■ **Problem description**: Go through the entries below and write each one out exactly.

═════ Records ═════

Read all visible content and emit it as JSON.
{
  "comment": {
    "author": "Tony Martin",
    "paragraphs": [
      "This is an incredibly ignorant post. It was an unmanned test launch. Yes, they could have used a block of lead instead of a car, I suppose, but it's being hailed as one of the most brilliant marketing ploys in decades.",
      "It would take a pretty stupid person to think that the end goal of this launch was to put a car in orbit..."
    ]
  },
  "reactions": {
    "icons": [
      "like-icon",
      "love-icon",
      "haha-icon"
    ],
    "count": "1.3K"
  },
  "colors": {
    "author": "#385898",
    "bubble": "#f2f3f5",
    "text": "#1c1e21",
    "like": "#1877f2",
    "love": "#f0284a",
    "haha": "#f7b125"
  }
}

═════

■ **Exercise result**:
Read all visible content and emit it as JSON.
{
  "comment": {
    "author": "Tony Martin",
    "paragraphs": [
      "This is an incredibly ignorant post. It was an unmanned test launch. Yes, they could have used a block of lead instead of a car, I suppose, but it's being hailed as one of the most brilliant marketing ploys in decades.",
      "It would take a pretty stupid person to think that the end goal of this launch was to put a car in orbit..."
    ]
  },
  "reactions": {
    "icons": [
      "like-icon",
      "love-icon",
      "haha-icon"
    ],
    "count": "1.3K"
  },
  "colors": {
    "author": "#385898",
    "bubble": "#f2f3f5",
    "text": "#1c1e21",
    "like": "#1877f2",
    "love": "#f0284a",
    "haha": "#f7b125"
  }
}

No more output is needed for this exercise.